--- START OF RECORD EXTRACTS ---
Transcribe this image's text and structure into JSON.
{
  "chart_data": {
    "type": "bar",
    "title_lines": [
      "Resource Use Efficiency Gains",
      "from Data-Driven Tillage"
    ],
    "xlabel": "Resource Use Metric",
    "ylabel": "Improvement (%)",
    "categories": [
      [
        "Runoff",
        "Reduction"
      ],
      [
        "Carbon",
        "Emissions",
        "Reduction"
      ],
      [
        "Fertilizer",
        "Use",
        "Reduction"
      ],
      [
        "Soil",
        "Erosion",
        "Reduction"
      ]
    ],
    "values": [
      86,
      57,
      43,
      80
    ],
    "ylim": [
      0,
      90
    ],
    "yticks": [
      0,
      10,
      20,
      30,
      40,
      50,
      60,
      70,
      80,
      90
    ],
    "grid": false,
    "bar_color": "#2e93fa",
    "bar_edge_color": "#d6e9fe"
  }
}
--- END OF RECORD EXTRACTS ---
*EXERCISE*:
Copy every line of the listing that includes the string "Resource".

*THE REPLY*:
      "Resource Use Efficiency Gains",
    "xlabel": "Resource Use Metric",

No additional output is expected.